▼

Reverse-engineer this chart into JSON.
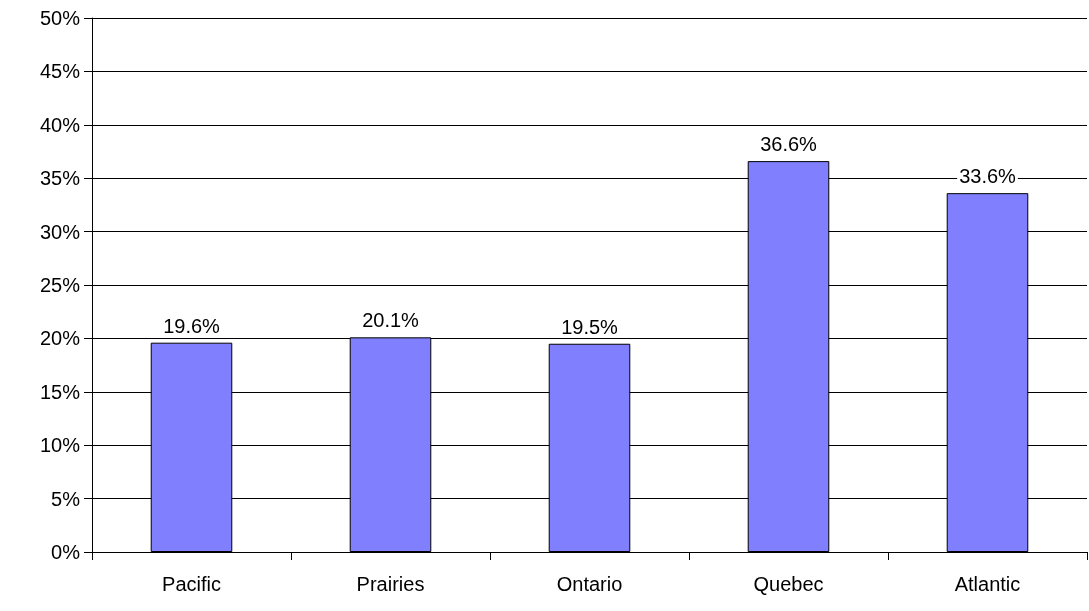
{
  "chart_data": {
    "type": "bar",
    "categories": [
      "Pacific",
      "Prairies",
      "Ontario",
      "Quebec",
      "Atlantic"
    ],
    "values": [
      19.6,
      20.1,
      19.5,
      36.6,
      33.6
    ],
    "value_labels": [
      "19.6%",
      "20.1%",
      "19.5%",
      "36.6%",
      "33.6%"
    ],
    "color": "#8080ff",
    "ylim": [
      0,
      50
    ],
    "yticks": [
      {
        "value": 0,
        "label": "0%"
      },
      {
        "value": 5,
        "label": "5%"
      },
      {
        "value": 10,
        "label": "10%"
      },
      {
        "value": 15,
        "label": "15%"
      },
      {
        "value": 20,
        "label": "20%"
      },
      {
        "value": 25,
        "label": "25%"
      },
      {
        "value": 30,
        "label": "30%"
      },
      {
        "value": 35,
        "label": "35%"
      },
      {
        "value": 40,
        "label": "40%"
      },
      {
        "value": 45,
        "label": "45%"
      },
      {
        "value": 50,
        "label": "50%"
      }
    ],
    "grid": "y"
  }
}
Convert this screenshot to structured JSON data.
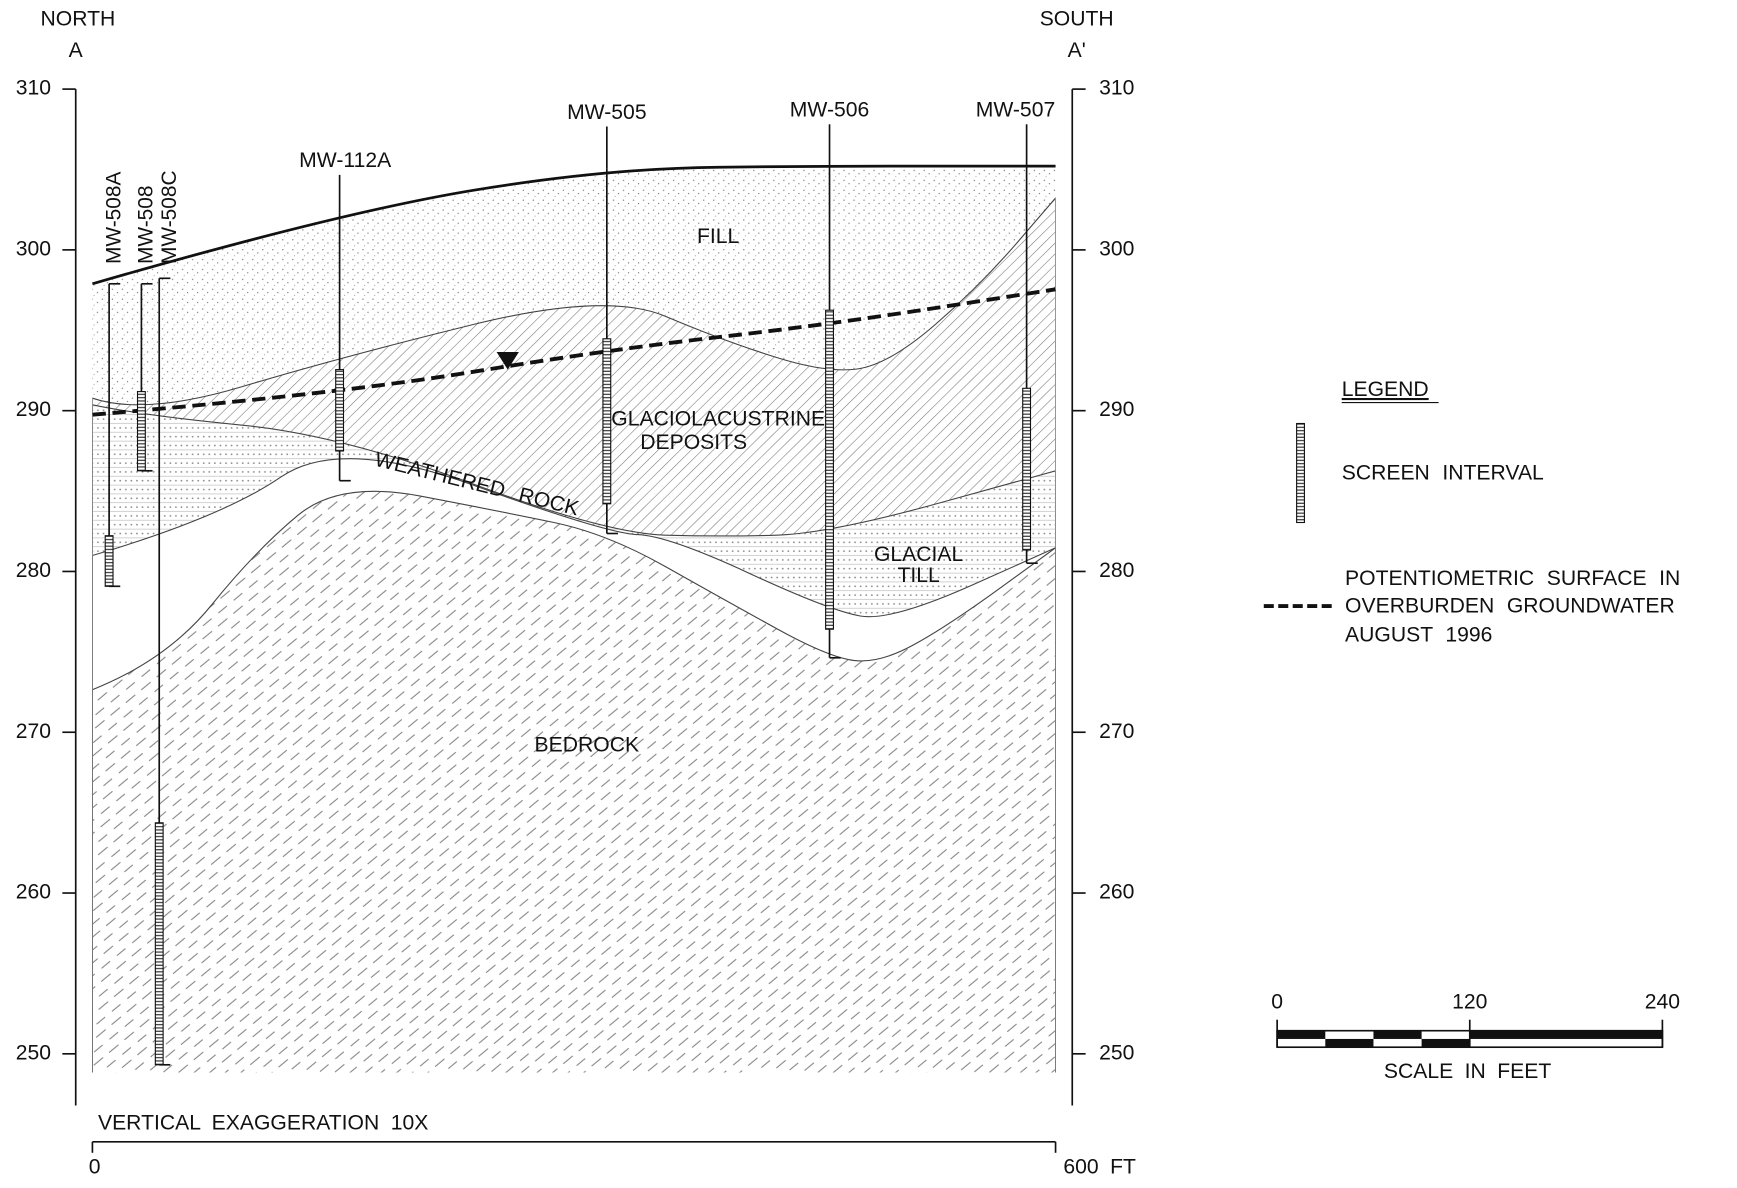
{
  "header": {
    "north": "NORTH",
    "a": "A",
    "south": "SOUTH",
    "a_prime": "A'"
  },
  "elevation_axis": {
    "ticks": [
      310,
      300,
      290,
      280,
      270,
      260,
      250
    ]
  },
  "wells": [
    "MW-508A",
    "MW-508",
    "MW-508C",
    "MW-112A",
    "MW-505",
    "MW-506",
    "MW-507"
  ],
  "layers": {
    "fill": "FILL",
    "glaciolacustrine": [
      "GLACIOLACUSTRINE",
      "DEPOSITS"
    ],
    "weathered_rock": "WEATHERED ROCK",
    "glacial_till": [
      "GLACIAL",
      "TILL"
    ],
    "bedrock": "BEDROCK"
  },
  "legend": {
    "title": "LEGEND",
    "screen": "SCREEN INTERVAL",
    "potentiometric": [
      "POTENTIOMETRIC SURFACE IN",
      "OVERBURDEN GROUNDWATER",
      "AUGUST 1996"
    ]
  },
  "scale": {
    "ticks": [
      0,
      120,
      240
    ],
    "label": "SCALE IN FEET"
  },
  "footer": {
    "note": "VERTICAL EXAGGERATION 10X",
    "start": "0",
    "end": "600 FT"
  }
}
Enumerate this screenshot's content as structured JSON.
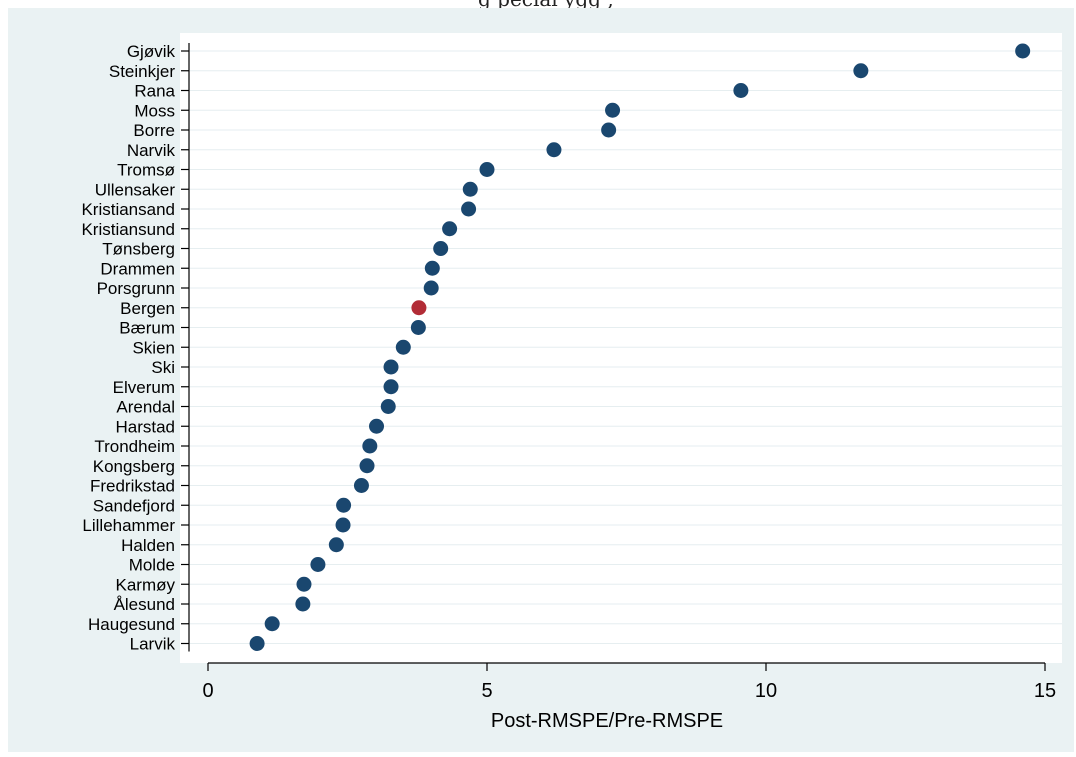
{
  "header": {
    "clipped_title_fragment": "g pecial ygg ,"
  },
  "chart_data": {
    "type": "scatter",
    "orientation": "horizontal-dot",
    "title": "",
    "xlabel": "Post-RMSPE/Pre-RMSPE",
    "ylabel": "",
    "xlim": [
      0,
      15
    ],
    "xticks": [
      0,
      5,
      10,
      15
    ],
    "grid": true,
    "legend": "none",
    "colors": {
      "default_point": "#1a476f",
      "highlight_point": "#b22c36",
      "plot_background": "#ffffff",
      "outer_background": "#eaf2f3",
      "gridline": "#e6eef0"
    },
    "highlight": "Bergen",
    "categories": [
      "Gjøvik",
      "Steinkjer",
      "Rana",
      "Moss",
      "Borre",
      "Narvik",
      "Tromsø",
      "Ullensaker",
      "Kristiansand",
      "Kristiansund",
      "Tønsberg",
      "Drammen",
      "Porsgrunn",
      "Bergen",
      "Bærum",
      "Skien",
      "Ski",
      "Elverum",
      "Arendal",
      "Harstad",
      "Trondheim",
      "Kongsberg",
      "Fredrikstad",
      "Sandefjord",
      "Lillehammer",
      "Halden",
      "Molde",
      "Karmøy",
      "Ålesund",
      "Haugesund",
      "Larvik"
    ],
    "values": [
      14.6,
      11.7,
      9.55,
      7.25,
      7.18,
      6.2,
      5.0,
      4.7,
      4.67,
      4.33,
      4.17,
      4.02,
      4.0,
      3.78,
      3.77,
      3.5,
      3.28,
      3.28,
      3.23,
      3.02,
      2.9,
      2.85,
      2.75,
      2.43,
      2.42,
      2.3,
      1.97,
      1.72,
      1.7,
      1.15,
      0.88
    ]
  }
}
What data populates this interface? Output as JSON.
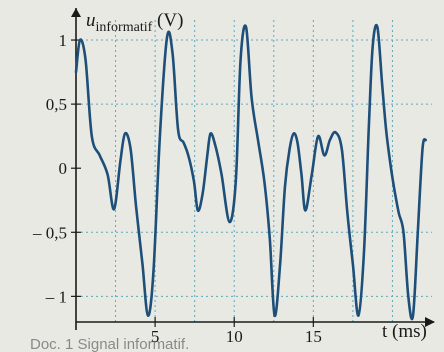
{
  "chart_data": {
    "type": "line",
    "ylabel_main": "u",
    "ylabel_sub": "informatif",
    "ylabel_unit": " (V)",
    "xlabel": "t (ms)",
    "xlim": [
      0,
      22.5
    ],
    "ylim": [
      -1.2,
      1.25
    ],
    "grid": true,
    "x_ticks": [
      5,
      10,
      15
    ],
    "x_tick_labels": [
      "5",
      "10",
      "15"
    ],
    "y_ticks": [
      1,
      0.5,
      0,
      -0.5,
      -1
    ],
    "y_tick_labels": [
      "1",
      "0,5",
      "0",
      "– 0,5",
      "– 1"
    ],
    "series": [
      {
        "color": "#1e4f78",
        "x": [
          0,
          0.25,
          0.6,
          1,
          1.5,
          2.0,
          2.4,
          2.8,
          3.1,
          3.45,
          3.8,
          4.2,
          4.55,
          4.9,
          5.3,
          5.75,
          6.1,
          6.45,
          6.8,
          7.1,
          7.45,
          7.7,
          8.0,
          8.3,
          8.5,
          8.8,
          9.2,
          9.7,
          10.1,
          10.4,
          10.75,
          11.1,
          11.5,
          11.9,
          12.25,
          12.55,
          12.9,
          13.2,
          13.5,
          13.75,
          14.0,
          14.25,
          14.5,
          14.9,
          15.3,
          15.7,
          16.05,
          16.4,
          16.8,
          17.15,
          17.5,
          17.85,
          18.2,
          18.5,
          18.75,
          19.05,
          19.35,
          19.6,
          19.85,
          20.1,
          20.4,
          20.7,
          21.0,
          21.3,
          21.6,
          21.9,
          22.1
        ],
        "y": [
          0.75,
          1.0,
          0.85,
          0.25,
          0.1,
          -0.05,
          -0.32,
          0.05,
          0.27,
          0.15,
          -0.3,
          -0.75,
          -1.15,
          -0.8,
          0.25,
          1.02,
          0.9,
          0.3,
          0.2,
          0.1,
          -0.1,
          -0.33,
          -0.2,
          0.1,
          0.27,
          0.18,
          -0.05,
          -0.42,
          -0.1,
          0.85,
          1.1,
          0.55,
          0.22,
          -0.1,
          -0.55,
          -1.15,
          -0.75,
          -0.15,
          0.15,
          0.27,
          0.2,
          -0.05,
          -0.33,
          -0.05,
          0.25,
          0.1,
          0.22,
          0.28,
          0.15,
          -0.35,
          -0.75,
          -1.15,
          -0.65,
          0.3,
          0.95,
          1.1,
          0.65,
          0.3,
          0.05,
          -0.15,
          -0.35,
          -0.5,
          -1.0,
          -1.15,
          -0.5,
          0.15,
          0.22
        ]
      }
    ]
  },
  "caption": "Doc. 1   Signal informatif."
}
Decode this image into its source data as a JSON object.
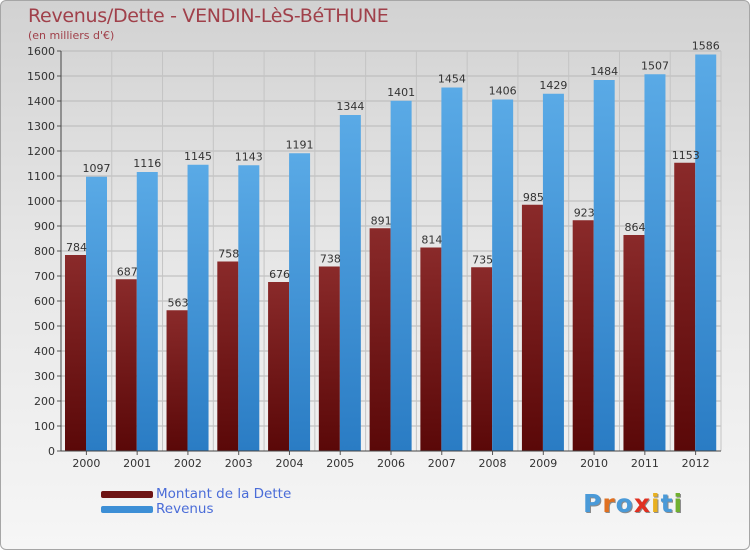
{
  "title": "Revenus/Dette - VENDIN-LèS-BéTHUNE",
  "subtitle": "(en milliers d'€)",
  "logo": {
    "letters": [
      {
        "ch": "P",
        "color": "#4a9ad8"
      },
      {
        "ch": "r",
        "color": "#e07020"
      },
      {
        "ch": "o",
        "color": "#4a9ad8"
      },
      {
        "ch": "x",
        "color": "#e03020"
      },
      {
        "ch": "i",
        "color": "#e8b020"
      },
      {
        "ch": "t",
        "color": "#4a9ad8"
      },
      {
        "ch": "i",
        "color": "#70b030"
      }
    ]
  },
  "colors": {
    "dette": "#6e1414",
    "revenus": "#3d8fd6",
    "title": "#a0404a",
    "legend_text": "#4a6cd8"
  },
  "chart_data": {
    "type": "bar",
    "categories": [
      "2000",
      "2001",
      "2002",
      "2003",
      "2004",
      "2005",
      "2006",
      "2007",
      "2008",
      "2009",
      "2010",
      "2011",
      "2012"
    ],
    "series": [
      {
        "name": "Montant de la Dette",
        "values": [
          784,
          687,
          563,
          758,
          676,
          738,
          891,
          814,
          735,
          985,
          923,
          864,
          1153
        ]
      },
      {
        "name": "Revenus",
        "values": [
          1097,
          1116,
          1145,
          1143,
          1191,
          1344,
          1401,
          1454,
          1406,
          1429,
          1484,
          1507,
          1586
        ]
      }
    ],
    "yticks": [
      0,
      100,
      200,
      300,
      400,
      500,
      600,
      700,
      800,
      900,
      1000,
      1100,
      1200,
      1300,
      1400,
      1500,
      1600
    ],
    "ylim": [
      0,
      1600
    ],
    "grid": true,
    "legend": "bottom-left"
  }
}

▲

Exercise brief: Using the entries above, return each line in which the word "informatif" occurs.

Response to this exercise:
    "ylabel_sub": "informatif",
  "caption": "Doc. 1   Signal informatif."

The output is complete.